→ Work to be completed:
Take each line containing "name" and report it exactly as written.

Dataset listings of figures:
┄┄┄┄┄┄┄┄┄┄┄┄┄┄┄┄┄┄┄┄
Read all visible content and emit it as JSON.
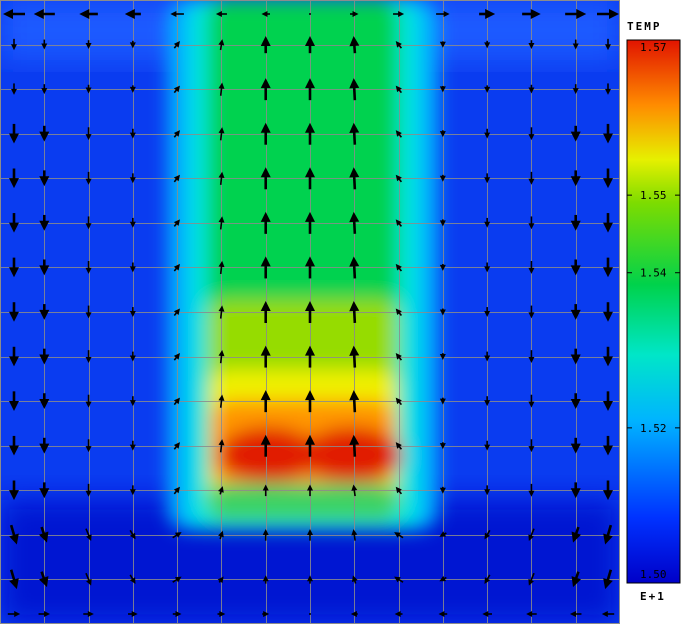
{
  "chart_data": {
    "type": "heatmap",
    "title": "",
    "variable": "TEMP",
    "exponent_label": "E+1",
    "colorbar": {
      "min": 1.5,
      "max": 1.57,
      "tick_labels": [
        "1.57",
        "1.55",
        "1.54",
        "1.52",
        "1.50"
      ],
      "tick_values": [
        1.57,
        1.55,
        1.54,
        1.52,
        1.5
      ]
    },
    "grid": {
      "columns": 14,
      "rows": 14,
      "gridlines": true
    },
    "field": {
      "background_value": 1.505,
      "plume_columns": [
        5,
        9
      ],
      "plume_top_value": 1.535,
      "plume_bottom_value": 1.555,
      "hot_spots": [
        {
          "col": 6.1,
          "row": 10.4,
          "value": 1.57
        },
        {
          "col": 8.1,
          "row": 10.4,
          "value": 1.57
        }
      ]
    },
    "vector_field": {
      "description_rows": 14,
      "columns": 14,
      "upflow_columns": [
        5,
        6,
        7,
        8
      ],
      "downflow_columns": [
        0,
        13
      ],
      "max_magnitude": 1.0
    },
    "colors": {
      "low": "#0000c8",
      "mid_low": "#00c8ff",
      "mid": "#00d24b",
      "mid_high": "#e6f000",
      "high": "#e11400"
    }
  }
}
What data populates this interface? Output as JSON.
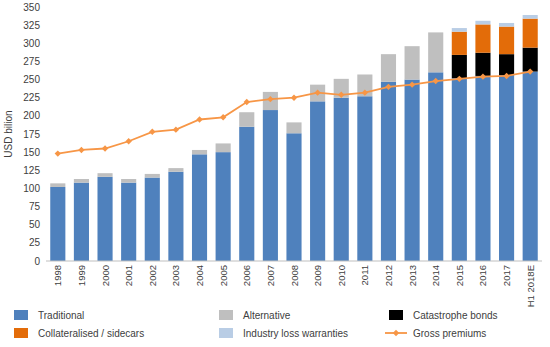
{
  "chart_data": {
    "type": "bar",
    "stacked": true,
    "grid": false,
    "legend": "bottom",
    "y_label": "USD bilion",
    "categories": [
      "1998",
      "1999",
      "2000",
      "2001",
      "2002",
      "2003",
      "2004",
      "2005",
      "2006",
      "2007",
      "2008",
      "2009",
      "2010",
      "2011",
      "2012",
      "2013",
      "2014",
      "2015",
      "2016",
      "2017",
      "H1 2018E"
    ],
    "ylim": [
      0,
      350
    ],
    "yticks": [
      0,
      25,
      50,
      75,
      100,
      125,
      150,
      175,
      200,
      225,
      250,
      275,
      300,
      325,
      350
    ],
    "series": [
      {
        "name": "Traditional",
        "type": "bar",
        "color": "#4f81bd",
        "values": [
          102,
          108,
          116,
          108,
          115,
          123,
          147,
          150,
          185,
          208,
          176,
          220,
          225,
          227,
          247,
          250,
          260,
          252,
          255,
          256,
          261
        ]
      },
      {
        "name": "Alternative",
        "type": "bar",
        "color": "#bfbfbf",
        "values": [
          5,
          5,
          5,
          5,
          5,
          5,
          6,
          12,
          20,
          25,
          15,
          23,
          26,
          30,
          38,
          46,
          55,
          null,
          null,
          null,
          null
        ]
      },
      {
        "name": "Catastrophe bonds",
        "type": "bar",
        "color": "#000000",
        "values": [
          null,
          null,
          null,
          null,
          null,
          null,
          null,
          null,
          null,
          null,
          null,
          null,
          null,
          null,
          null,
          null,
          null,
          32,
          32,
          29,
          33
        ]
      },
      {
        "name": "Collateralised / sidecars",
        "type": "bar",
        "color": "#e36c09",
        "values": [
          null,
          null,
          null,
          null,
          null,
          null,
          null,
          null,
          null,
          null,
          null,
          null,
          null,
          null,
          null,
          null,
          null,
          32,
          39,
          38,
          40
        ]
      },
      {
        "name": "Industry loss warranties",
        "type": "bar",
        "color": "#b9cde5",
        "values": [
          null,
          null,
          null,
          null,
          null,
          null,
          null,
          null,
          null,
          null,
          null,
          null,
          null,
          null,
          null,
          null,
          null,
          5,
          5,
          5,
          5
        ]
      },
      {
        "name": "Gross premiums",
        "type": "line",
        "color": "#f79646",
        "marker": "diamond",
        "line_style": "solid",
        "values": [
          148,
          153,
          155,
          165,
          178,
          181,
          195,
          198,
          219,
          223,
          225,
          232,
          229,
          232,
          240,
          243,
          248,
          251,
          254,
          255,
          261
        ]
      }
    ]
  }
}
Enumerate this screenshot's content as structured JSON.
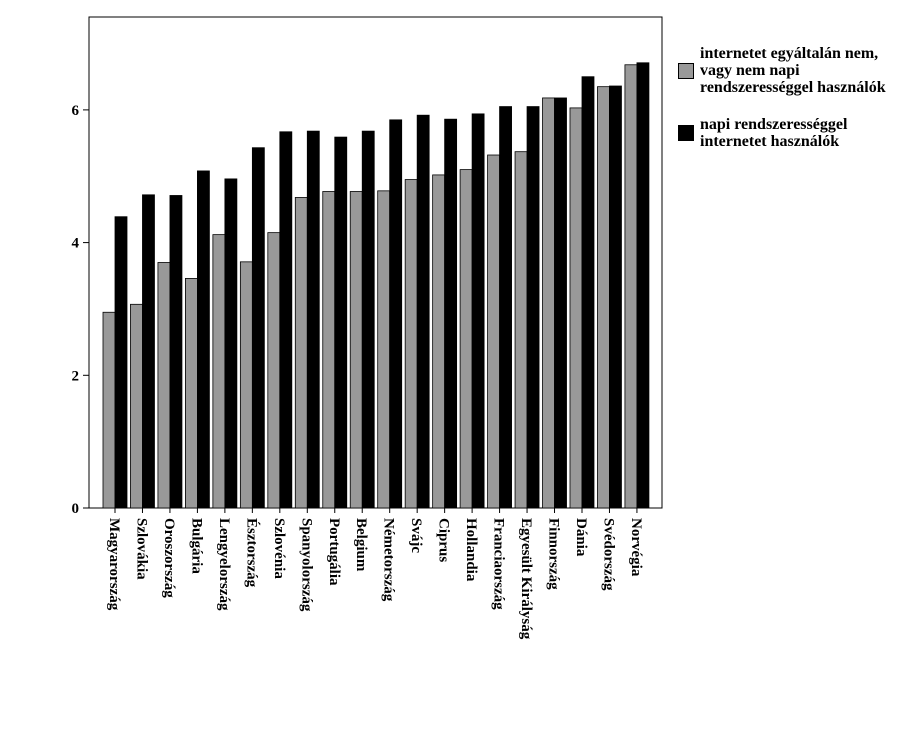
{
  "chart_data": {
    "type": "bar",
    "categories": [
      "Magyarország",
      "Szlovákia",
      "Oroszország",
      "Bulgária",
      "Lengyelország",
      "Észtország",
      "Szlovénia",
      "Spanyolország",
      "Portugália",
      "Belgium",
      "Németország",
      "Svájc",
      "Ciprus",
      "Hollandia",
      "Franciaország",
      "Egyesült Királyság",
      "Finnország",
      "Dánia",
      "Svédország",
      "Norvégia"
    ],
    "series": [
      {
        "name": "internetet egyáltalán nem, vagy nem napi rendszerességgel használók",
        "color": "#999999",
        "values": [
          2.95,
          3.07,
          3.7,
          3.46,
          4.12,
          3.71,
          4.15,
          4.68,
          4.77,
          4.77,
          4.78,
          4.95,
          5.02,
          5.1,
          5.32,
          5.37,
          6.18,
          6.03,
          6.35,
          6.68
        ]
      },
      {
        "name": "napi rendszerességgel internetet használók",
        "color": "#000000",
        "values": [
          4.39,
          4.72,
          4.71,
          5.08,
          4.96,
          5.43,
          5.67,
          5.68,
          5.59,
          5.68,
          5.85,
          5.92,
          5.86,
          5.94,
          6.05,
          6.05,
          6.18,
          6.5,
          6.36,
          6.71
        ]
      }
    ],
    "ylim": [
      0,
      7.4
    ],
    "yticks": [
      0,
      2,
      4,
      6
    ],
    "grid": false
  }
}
┄┄┄┄┄┄┄┄┄┄┄┄┄┄┄┄┄┄┄┄
→ Solution:
        "name": "Traditional",
        "name": "Alternative",
        "name": "Catastrophe bonds",
        "name": "Collateralised / sidecars",
        "name": "Industry loss warranties",
        "name": "Gross premiums",
        "name": "internetet egyáltalán nem, vagy nem napi rendszerességgel használók",
        "name": "napi rendszerességgel internetet használók",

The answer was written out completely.